■ **PROBLEM DETAILS**: Images are not part of the copy; transcribe all the data exactly.

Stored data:
•••
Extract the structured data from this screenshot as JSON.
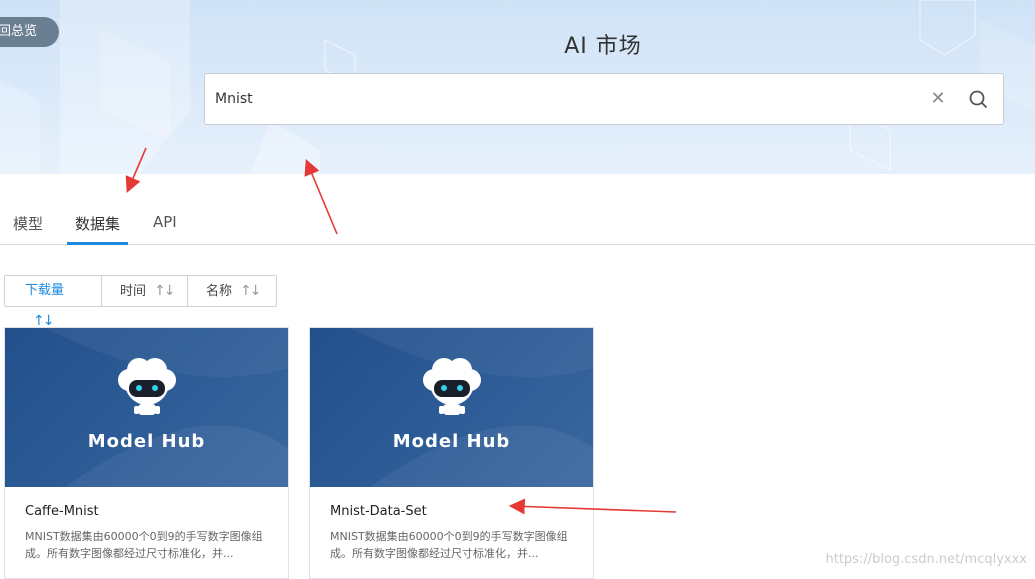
{
  "header": {
    "back_label": "回总览",
    "title": "AI 市场"
  },
  "search": {
    "value": "Mnist",
    "clear_icon": "close-icon",
    "search_icon": "search-icon"
  },
  "tabs": [
    {
      "label": "模型",
      "active": false
    },
    {
      "label": "数据集",
      "active": true
    },
    {
      "label": "API",
      "active": false
    }
  ],
  "sort": [
    {
      "label": "下载量",
      "active": true
    },
    {
      "label": "时间",
      "active": false
    },
    {
      "label": "名称",
      "active": false
    }
  ],
  "cards": [
    {
      "logo": "Model Hub",
      "name": "Caffe-Mnist",
      "description": "MNIST数据集由60000个0到9的手写数字图像组成。所有数字图像都经过尺寸标准化，并..."
    },
    {
      "logo": "Model Hub",
      "name": "Mnist-Data-Set",
      "description": "MNIST数据集由60000个0到9的手写数字图像组成。所有数字图像都经过尺寸标准化，并..."
    }
  ],
  "watermark": "https://blog.csdn.net/mcqlyxxx",
  "colors": {
    "accent": "#1d8ae0",
    "banner": "#2d5b96",
    "annotation_arrow": "#e53935"
  }
}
•••
■ **ANSWER FOR THE TASK**:
Extract the structured data from this screenshot as JSON.
{
  "header": {
    "back_label": "回总览",
    "title": "AI 市场"
  },
  "search": {
    "value": "Mnist",
    "clear_icon": "close-icon",
    "search_icon": "search-icon"
  },
  "tabs": [
    {
      "label": "模型",
      "active": false
    },
    {
      "label": "数据集",
      "active": true
    },
    {
      "label": "API",
      "active": false
    }
  ],
  "sort": [
    {
      "label": "下载量",
      "active": true
    },
    {
      "label": "时间",
      "active": false
    },
    {
      "label": "名称",
      "active": false
    }
  ],
  "cards": [
    {
      "logo": "Model Hub",
      "name": "Caffe-Mnist",
      "description": "MNIST数据集由60000个0到9的手写数字图像组成。所有数字图像都经过尺寸标准化，并..."
    },
    {
      "logo": "Model Hub",
      "name": "Mnist-Data-Set",
      "description": "MNIST数据集由60000个0到9的手写数字图像组成。所有数字图像都经过尺寸标准化，并..."
    }
  ],
  "watermark": "https://blog.csdn.net/mcqlyxxx",
  "colors": {
    "accent": "#1d8ae0",
    "banner": "#2d5b96",
    "annotation_arrow": "#e53935"
  }
}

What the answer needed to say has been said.